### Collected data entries
┄┄┄┄┄┄┄┄┄┄┄┄┄┄┄┄┄┄┄┄

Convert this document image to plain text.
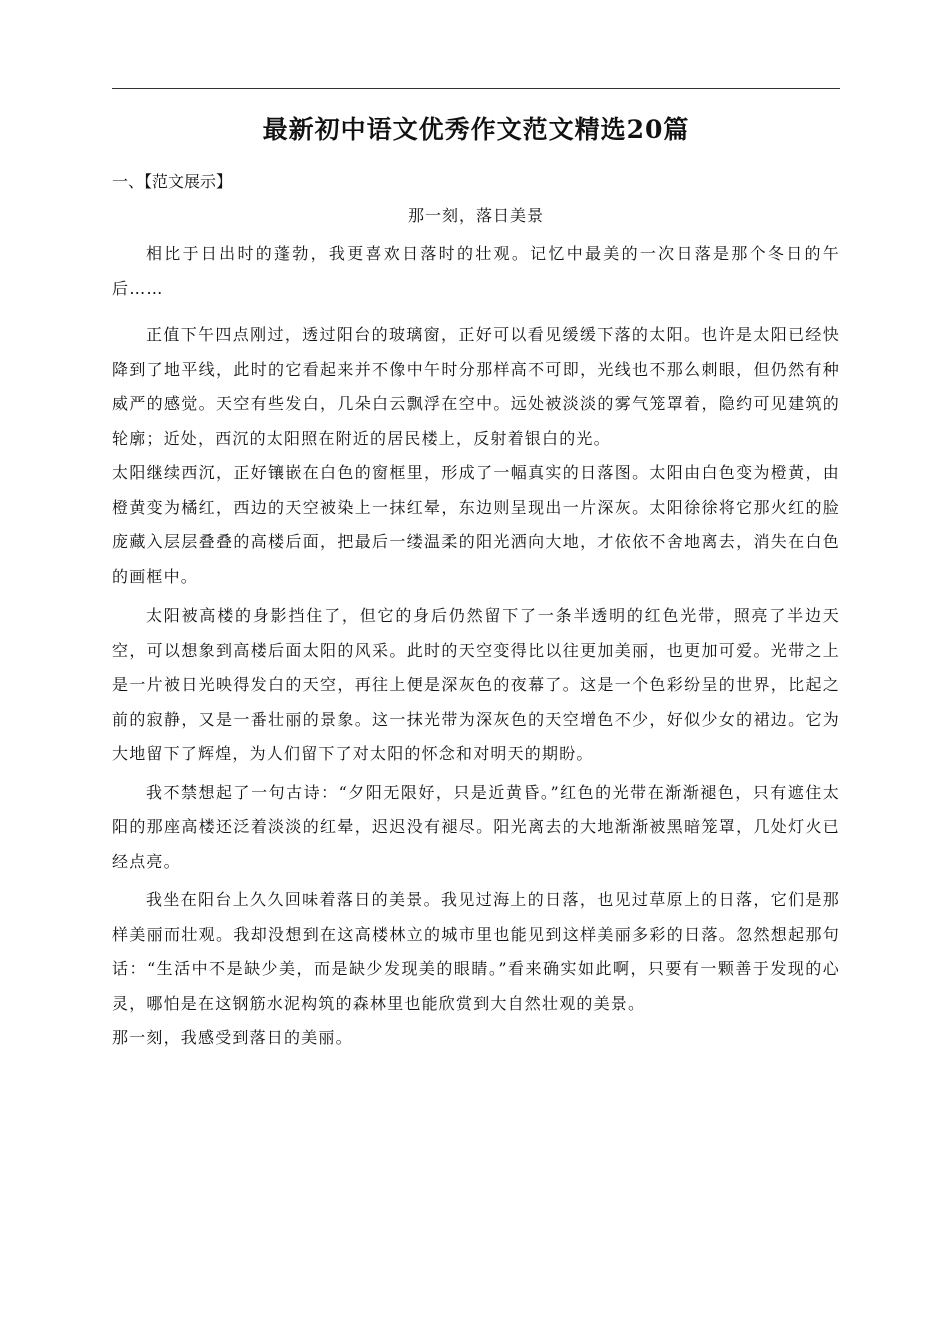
最新初中语文优秀作文范文精选20篇
一、【范文展示】
那一刻，落日美景

相比于日出时的蓬勃，我更喜欢日落时的壮观。记忆中最美的一次日落是那个冬日的午后……

正值下午四点刚过，透过阳台的玻璃窗，正好可以看见缓缓下落的太阳。也许是太阳已经快降到了地平线，此时的它看起来并不像中午时分那样高不可即，光线也不那么刺眼，但仍然有种威严的感觉。天空有些发白，几朵白云飘浮在空中。远处被淡淡的雾气笼罩着，隐约可见建筑的轮廓；近处，西沉的太阳照在附近的居民楼上，反射着银白的光。

太阳继续西沉，正好镶嵌在白色的窗框里，形成了一幅真实的日落图。太阳由白色变为橙黄，由橙黄变为橘红，西边的天空被染上一抹红晕，东边则呈现出一片深灰。太阳徐徐将它那火红的脸庞藏入层层叠叠的高楼后面，把最后一缕温柔的阳光洒向大地，才依依不舍地离去，消失在白色的画框中。

太阳被高楼的身影挡住了，但它的身后仍然留下了一条半透明的红色光带，照亮了半边天空，可以想象到高楼后面太阳的风采。此时的天空变得比以往更加美丽，也更加可爱。光带之上是一片被日光映得发白的天空，再往上便是深灰色的夜幕了。这是一个色彩纷呈的世界，比起之前的寂静，又是一番壮丽的景象。这一抹光带为深灰色的天空增色不少，好似少女的裙边。它为大地留下了辉煌，为人们留下了对太阳的怀念和对明天的期盼。

我不禁想起了一句古诗：“夕阳无限好，只是近黄昏。”红色的光带在渐渐褪色，只有遮住太阳的那座高楼还泛着淡淡的红晕，迟迟没有褪尽。阳光离去的大地渐渐被黑暗笼罩，几处灯火已经点亮。

我坐在阳台上久久回味着落日的美景。我见过海上的日落，也见过草原上的日落，它们是那样美丽而壮观。我却没想到在这高楼林立的城市里也能见到这样美丽多彩的日落。忽然想起那句话：“生活中不是缺少美，而是缺少发现美的眼睛。”看来确实如此啊，只要有一颗善于发现的心灵，哪怕是在这钢筋水泥构筑的森林里也能欣赏到大自然壮观的美景。

那一刻，我感受到落日的美丽。
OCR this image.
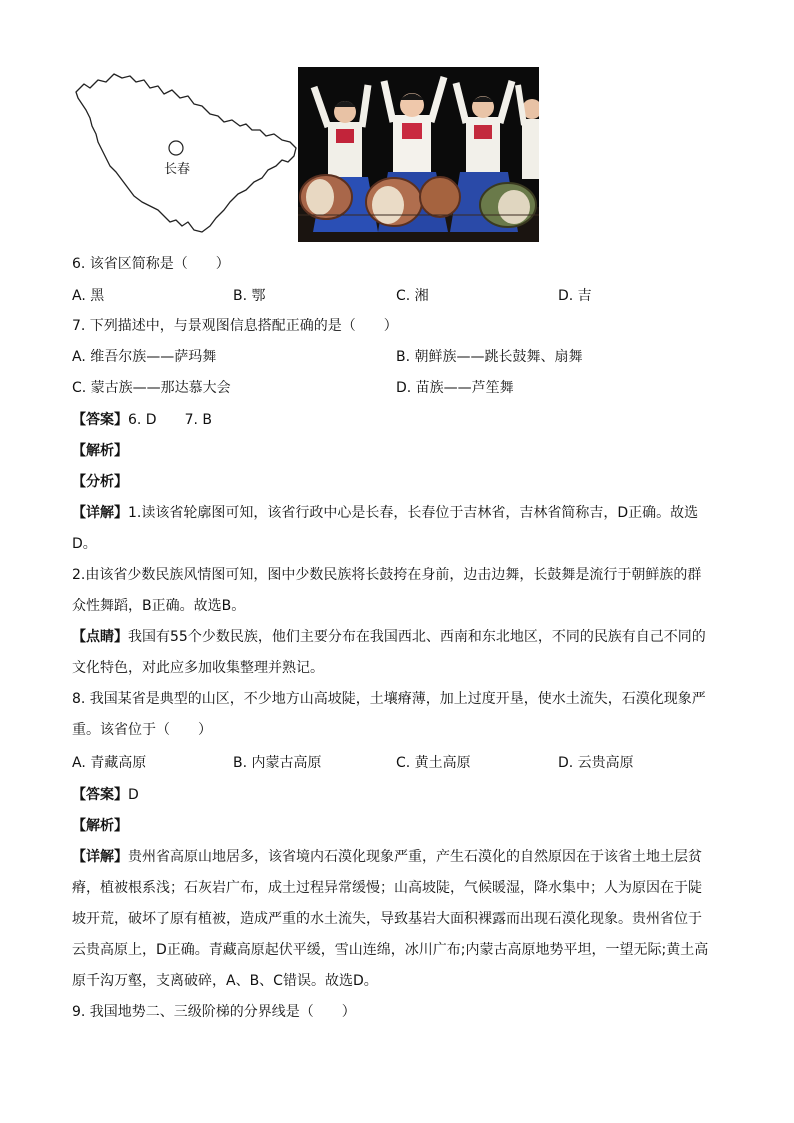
长春
6. 该省区简称是（　　）
A. 黑	B. 鄂	C. 湘	D. 吉
7. 下列描述中，与景观图信息搭配正确的是（　　）
A. 维吾尔族——萨玛舞	B. 朝鲜族——跳长鼓舞、扇舞
C. 蒙古族——那达慕大会	D. 苗族——芦笙舞
【答案】6. D　　7. B
【解析】
【分析】
【详解】1.读该省轮廓图可知，该省行政中心是长春，长春位于吉林省，吉林省简称吉，D正确。故选D。
2.由该省少数民族风情图可知，图中少数民族将长鼓挎在身前，边击边舞，长鼓舞是流行于朝鲜族的群众性舞蹈，B正确。故选B。
【点睛】我国有55个少数民族，他们主要分布在我国西北、西南和东北地区，不同的民族有自己不同的文化特色，对此应多加收集整理并熟记。
8. 我国某省是典型的山区，不少地方山高坡陡，土壤瘠薄，加上过度开垦，使水土流失，石漠化现象严重。该省位于（　　）
A. 青藏高原	B. 内蒙古高原	C. 黄土高原	D. 云贵高原
【答案】D
【解析】
【详解】贵州省高原山地居多，该省境内石漠化现象严重，产生石漠化的自然原因在于该省土地土层贫瘠，植被根系浅；石灰岩广布，成土过程异常缓慢；山高坡陡，气候暖湿，降水集中；人为原因在于陡坡开荒，破坏了原有植被，造成严重的水土流失，导致基岩大面积裸露而出现石漠化现象。贵州省位于云贵高原上，D正确。青藏高原起伏平缓，雪山连绵，冰川广布;内蒙古高原地势平坦，一望无际;黄土高原千沟万壑，支离破碎，A、B、C错误。故选D。
9. 我国地势二、三级阶梯的分界线是（　　）
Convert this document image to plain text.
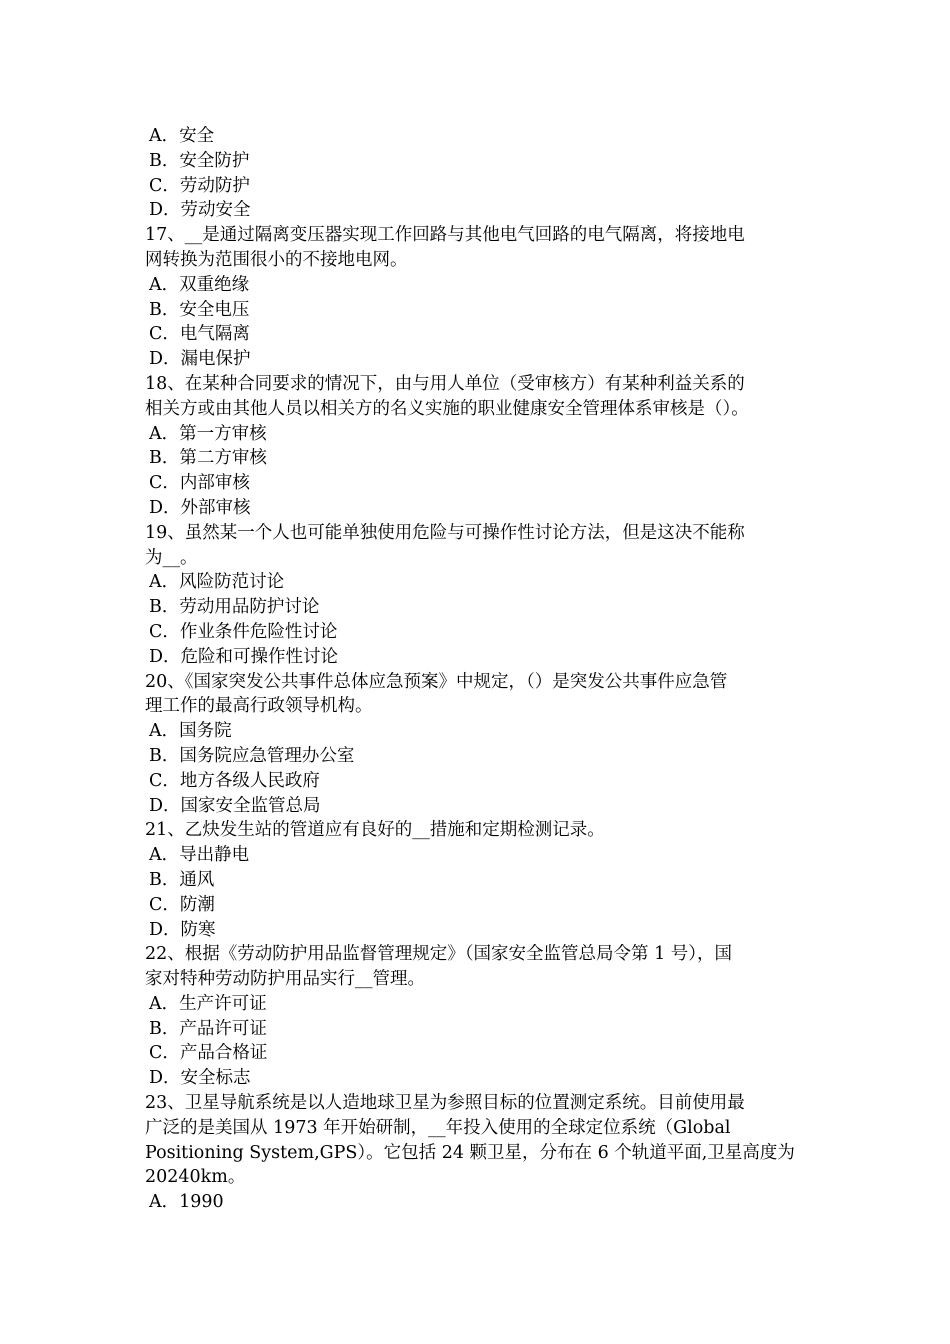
A．安全
B．安全防护
C．劳动防护
D．劳动安全
17、__是通过隔离变压器实现工作回路与其他电气回路的电气隔离，将接地电
网转换为范围很小的不接地电网。
A．双重绝缘
B．安全电压
C．电气隔离
D．漏电保护
18、在某种合同要求的情况下，由与用人单位（受审核方）有某种利益关系的
相关方或由其他人员以相关方的名义实施的职业健康安全管理体系审核是（）。
A．第一方审核
B．第二方审核
C．内部审核
D．外部审核
19、虽然某一个人也可能单独使用危险与可操作性讨论方法，但是这决不能称
为__。
A．风险防范讨论
B．劳动用品防护讨论
C．作业条件危险性讨论
D．危险和可操作性讨论
20、《国家突发公共事件总体应急预案》中规定，（）是突发公共事件应急管
理工作的最高行政领导机构。
A．国务院
B．国务院应急管理办公室
C．地方各级人民政府
D．国家安全监管总局
21、乙炔发生站的管道应有良好的__措施和定期检测记录。
A．导出静电
B．通风
C．防潮
D．防寒
22、根据《劳动防护用品监督管理规定》（国家安全监管总局令第 1 号），国
家对特种劳动防护用品实行__管理。
A．生产许可证
B．产品许可证
C．产品合格证
D．安全标志
23、卫星导航系统是以人造地球卫星为参照目标的位置测定系统。目前使用最
广泛的是美国从 1973 年开始研制，__年投入使用的全球定位系统（Global
Positioning System,GPS）。它包括 24 颗卫星，分布在 6 个轨道平面,卫星高度为
20240km。
A．1990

┄┄┄┄┄┄┄┄┄┄┄┄┄┄┄┄┄┄┄┄

### What to do
Nothing but the pictures may be dropped; output the records above exactly.

### Output of the exercise
Convert this document image to plain text.
最新初中语文优秀作文范文精选20篇
一、【范文展示】
那一刻，落日美景

相比于日出时的蓬勃，我更喜欢日落时的壮观。记忆中最美的一次日落是那个冬日的午后……

正值下午四点刚过，透过阳台的玻璃窗，正好可以看见缓缓下落的太阳。也许是太阳已经快降到了地平线，此时的它看起来并不像中午时分那样高不可即，光线也不那么刺眼，但仍然有种威严的感觉。天空有些发白，几朵白云飘浮在空中。远处被淡淡的雾气笼罩着，隐约可见建筑的轮廓；近处，西沉的太阳照在附近的居民楼上，反射着银白的光。

太阳继续西沉，正好镶嵌在白色的窗框里，形成了一幅真实的日落图。太阳由白色变为橙黄，由橙黄变为橘红，西边的天空被染上一抹红晕，东边则呈现出一片深灰。太阳徐徐将它那火红的脸庞藏入层层叠叠的高楼后面，把最后一缕温柔的阳光洒向大地，才依依不舍地离去，消失在白色的画框中。

太阳被高楼的身影挡住了，但它的身后仍然留下了一条半透明的红色光带，照亮了半边天空，可以想象到高楼后面太阳的风采。此时的天空变得比以往更加美丽，也更加可爱。光带之上是一片被日光映得发白的天空，再往上便是深灰色的夜幕了。这是一个色彩纷呈的世界，比起之前的寂静，又是一番壮丽的景象。这一抹光带为深灰色的天空增色不少，好似少女的裙边。它为大地留下了辉煌，为人们留下了对太阳的怀念和对明天的期盼。

我不禁想起了一句古诗：“夕阳无限好，只是近黄昏。”红色的光带在渐渐褪色，只有遮住太阳的那座高楼还泛着淡淡的红晕，迟迟没有褪尽。阳光离去的大地渐渐被黑暗笼罩，几处灯火已经点亮。

我坐在阳台上久久回味着落日的美景。我见过海上的日落，也见过草原上的日落，它们是那样美丽而壮观。我却没想到在这高楼林立的城市里也能见到这样美丽多彩的日落。忽然想起那句话：“生活中不是缺少美，而是缺少发现美的眼睛。”看来确实如此啊，只要有一颗善于发现的心灵，哪怕是在这钢筋水泥构筑的森林里也能欣赏到大自然壮观的美景。

那一刻，我感受到落日的美丽。
OCR this image.
长春
6. 该省区简称是（　　）
A. 黑	B. 鄂	C. 湘	D. 吉
7. 下列描述中，与景观图信息搭配正确的是（　　）
A. 维吾尔族——萨玛舞	B. 朝鲜族——跳长鼓舞、扇舞
C. 蒙古族——那达慕大会	D. 苗族——芦笙舞
【答案】6. D　　7. B
【解析】
【分析】
【详解】1.读该省轮廓图可知，该省行政中心是长春，长春位于吉林省，吉林省简称吉，D正确。故选D。
2.由该省少数民族风情图可知，图中少数民族将长鼓挎在身前，边击边舞，长鼓舞是流行于朝鲜族的群众性舞蹈，B正确。故选B。
【点睛】我国有55个少数民族，他们主要分布在我国西北、西南和东北地区，不同的民族有自己不同的文化特色，对此应多加收集整理并熟记。
8. 我国某省是典型的山区，不少地方山高坡陡，土壤瘠薄，加上过度开垦，使水土流失，石漠化现象严重。该省位于（　　）
A. 青藏高原	B. 内蒙古高原	C. 黄土高原	D. 云贵高原
【答案】D
【解析】
【详解】贵州省高原山地居多，该省境内石漠化现象严重，产生石漠化的自然原因在于该省土地土层贫瘠，植被根系浅；石灰岩广布，成土过程异常缓慢；山高坡陡，气候暖湿，降水集中；人为原因在于陡坡开荒，破坏了原有植被，造成严重的水土流失，导致基岩大面积裸露而出现石漠化现象。贵州省位于云贵高原上，D正确。青藏高原起伏平缓，雪山连绵，冰川广布;内蒙古高原地势平坦，一望无际;黄土高原千沟万壑，支离破碎，A、B、C错误。故选D。
9. 我国地势二、三级阶梯的分界线是（　　）
Convert this document image to plain text.
A．安全
B．安全防护
C．劳动防护
D．劳动安全
17、__是通过隔离变压器实现工作回路与其他电气回路的电气隔离，将接地电
网转换为范围很小的不接地电网。
A．双重绝缘
B．安全电压
C．电气隔离
D．漏电保护
18、在某种合同要求的情况下，由与用人单位（受审核方）有某种利益关系的
相关方或由其他人员以相关方的名义实施的职业健康安全管理体系审核是（）。
A．第一方审核
B．第二方审核
C．内部审核
D．外部审核
19、虽然某一个人也可能单独使用危险与可操作性讨论方法，但是这决不能称
为__。
A．风险防范讨论
B．劳动用品防护讨论
C．作业条件危险性讨论
D．危险和可操作性讨论
20、《国家突发公共事件总体应急预案》中规定，（）是突发公共事件应急管
理工作的最高行政领导机构。
A．国务院
B．国务院应急管理办公室
C．地方各级人民政府
D．国家安全监管总局
21、乙炔发生站的管道应有良好的__措施和定期检测记录。
A．导出静电
B．通风
C．防潮
D．防寒
22、根据《劳动防护用品监督管理规定》（国家安全监管总局令第 1 号），国
家对特种劳动防护用品实行__管理。
A．生产许可证
B．产品许可证
C．产品合格证
D．安全标志
23、卫星导航系统是以人造地球卫星为参照目标的位置测定系统。目前使用最
广泛的是美国从 1973 年开始研制，__年投入使用的全球定位系统（Global
Positioning System,GPS）。它包括 24 颗卫星，分布在 6 个轨道平面,卫星高度为
20240km。
A．1990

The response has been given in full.